Collected data entries:
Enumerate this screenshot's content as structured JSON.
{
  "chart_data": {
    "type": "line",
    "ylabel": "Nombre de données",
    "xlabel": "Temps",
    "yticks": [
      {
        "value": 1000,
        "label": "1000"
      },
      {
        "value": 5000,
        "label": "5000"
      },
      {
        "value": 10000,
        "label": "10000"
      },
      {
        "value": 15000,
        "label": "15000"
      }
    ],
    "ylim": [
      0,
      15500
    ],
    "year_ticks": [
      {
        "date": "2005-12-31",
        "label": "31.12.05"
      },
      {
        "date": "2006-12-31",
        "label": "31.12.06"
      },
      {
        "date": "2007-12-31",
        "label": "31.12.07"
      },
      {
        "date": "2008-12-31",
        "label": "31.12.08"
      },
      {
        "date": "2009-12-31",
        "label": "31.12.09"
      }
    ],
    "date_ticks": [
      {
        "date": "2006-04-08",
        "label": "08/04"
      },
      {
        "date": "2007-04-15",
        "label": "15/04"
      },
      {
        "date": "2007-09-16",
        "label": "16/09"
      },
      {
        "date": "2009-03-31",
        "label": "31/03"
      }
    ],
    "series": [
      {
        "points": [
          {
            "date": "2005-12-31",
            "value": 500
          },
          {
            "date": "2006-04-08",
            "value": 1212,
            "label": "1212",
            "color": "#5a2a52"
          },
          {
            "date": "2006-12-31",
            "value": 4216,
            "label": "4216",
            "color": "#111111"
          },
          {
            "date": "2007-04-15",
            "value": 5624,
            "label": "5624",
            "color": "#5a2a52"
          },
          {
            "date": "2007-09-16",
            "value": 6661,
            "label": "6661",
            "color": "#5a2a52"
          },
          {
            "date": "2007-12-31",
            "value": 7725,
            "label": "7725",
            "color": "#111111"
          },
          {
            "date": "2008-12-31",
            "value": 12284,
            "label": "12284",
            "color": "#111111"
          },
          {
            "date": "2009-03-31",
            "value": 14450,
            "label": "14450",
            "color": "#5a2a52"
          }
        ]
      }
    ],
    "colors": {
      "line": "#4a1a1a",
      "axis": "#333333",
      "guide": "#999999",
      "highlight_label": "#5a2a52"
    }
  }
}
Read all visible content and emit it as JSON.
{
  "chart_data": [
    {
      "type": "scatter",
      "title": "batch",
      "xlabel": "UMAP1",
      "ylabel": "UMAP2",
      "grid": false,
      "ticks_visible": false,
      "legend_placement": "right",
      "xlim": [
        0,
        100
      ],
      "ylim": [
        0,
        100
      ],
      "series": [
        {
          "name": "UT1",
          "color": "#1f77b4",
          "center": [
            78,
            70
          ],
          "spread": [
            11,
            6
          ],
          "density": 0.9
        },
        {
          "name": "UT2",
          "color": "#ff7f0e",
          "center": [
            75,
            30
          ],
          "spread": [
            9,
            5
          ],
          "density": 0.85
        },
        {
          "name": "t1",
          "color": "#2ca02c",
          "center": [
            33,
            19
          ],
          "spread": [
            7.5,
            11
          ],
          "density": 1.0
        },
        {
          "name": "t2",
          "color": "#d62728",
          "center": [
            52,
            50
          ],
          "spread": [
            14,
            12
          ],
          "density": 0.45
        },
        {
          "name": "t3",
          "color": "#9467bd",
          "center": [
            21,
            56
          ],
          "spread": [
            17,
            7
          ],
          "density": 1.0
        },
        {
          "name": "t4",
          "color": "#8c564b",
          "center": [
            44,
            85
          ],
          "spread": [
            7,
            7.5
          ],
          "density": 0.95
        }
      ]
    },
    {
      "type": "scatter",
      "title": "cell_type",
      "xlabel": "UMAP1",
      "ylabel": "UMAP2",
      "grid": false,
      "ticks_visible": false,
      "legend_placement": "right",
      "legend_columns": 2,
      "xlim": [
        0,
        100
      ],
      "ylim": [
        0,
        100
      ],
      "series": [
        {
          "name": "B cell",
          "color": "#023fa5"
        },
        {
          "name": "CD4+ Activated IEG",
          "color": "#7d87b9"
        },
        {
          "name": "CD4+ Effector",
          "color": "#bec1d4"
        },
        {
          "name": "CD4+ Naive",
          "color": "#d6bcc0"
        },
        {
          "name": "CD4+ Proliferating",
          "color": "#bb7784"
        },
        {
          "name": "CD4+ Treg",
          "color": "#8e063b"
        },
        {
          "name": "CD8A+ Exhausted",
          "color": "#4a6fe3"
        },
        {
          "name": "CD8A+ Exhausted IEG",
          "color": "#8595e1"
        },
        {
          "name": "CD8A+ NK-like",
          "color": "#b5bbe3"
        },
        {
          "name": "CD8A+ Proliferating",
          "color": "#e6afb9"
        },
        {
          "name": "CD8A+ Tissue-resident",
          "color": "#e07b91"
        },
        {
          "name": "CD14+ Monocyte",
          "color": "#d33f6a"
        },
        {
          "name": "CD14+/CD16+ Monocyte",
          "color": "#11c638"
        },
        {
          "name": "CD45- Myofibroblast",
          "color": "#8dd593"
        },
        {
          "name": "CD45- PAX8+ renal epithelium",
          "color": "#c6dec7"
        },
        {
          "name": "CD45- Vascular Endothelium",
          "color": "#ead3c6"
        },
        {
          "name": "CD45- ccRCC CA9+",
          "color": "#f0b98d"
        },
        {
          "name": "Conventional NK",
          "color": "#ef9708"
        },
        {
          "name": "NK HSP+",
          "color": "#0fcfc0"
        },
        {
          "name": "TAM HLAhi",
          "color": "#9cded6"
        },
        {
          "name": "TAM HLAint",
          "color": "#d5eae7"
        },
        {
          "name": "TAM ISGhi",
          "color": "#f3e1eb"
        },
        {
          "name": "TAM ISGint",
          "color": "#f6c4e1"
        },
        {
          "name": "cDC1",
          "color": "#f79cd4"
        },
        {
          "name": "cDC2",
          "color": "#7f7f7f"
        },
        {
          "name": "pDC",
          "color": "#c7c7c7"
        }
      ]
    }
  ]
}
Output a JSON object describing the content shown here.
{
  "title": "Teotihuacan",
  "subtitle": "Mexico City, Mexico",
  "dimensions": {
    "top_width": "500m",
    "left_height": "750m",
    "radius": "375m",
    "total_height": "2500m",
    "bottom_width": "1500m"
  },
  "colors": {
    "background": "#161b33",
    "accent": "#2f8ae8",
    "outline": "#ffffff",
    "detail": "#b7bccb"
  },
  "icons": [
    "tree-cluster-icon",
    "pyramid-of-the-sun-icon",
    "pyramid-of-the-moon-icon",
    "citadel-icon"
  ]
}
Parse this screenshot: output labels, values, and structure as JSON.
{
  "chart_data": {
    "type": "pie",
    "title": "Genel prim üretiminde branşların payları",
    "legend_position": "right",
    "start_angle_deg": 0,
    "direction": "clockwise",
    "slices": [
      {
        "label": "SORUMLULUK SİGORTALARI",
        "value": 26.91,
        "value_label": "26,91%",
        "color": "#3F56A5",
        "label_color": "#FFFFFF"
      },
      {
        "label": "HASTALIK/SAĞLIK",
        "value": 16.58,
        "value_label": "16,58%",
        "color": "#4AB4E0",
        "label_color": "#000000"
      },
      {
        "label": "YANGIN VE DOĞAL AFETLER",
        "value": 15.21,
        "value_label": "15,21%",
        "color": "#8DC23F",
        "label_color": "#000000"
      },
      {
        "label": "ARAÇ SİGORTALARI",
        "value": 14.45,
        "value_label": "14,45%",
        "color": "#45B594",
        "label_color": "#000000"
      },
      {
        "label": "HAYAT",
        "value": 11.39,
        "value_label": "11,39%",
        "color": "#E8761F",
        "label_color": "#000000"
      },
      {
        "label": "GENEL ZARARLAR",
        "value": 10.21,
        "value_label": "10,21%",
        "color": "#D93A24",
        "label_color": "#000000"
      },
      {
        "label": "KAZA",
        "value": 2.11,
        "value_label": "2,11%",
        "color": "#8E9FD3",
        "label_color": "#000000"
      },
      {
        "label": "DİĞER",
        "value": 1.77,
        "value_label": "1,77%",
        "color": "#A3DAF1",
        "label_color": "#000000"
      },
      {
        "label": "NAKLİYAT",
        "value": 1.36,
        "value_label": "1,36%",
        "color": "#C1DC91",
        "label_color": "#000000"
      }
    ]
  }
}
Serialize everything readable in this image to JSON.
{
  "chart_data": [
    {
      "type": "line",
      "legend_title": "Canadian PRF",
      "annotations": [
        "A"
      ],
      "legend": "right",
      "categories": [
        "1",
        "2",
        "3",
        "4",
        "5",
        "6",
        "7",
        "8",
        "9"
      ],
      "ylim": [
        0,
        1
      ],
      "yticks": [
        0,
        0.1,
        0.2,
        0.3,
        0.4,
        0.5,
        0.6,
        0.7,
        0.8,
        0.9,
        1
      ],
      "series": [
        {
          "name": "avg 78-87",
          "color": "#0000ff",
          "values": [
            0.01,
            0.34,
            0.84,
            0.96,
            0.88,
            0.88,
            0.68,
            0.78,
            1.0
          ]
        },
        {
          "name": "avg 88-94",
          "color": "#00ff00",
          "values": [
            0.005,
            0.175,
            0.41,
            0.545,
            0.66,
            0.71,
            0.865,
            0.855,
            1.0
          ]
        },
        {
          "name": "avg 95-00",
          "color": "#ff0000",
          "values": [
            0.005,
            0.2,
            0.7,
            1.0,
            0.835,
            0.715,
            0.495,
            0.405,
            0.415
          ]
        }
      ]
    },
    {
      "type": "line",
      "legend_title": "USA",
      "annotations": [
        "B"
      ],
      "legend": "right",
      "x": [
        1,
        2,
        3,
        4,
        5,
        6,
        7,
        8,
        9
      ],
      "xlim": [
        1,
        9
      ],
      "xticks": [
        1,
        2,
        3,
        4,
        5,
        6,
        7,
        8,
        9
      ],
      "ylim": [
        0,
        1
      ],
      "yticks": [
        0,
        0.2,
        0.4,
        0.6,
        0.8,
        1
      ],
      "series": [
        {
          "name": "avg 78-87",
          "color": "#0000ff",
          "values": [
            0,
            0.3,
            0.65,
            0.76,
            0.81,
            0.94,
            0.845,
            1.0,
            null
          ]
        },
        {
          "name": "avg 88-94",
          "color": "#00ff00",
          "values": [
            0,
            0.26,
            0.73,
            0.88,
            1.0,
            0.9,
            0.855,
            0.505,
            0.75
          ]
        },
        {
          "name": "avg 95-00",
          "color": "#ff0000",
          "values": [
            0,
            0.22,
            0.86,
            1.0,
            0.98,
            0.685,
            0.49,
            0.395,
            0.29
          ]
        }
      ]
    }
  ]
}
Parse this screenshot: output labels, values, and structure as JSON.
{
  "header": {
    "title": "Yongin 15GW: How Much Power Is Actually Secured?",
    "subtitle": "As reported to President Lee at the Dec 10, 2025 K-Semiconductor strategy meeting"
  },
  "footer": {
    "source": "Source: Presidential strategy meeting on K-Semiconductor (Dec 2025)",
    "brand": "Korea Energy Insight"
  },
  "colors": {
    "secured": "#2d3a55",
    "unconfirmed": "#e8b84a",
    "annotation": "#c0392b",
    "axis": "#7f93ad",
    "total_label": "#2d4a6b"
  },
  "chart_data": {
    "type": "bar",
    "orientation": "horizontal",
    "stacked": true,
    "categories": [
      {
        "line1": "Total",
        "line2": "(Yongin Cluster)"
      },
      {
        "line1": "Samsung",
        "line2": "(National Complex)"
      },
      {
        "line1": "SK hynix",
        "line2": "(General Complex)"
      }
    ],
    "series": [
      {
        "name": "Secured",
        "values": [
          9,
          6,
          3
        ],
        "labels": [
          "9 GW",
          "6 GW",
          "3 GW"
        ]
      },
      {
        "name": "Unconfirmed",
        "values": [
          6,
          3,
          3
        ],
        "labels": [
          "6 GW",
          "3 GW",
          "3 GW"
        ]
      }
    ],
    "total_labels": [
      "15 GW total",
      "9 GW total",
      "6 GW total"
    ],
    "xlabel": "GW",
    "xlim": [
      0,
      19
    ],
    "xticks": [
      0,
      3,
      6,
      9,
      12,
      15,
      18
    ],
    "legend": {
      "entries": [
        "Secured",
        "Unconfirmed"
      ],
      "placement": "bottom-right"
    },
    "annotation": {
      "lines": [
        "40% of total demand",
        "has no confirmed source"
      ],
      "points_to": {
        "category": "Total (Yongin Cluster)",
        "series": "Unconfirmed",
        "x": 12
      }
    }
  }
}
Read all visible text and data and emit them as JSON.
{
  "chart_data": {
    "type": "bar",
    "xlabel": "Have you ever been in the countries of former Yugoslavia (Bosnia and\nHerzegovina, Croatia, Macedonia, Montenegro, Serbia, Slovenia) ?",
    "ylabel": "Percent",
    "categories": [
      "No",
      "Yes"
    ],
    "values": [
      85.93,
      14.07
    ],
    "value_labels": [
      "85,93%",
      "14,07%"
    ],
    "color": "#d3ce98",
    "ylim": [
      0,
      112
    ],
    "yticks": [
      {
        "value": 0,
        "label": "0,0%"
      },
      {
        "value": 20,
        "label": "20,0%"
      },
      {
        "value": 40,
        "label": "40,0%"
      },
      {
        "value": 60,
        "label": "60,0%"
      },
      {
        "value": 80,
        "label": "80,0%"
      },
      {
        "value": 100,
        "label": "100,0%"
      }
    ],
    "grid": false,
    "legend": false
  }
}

- **WORK TO COMPLETE**: Make an exact copy of every line from the one with "Read all visible text" to the end of the data, with the first and last of those lines included.

- **RESULT**:
Read all visible text and data and emit them as JSON.
{
  "chart_data": {
    "type": "bar",
    "xlabel": "Have you ever been in the countries of former Yugoslavia (Bosnia and\nHerzegovina, Croatia, Macedonia, Montenegro, Serbia, Slovenia) ?",
    "ylabel": "Percent",
    "categories": [
      "No",
      "Yes"
    ],
    "values": [
      85.93,
      14.07
    ],
    "value_labels": [
      "85,93%",
      "14,07%"
    ],
    "color": "#d3ce98",
    "ylim": [
      0,
      112
    ],
    "yticks": [
      {
        "value": 0,
        "label": "0,0%"
      },
      {
        "value": 20,
        "label": "20,0%"
      },
      {
        "value": 40,
        "label": "40,0%"
      },
      {
        "value": 60,
        "label": "60,0%"
      },
      {
        "value": 80,
        "label": "80,0%"
      },
      {
        "value": 100,
        "label": "100,0%"
      }
    ],
    "grid": false,
    "legend": false
  }
}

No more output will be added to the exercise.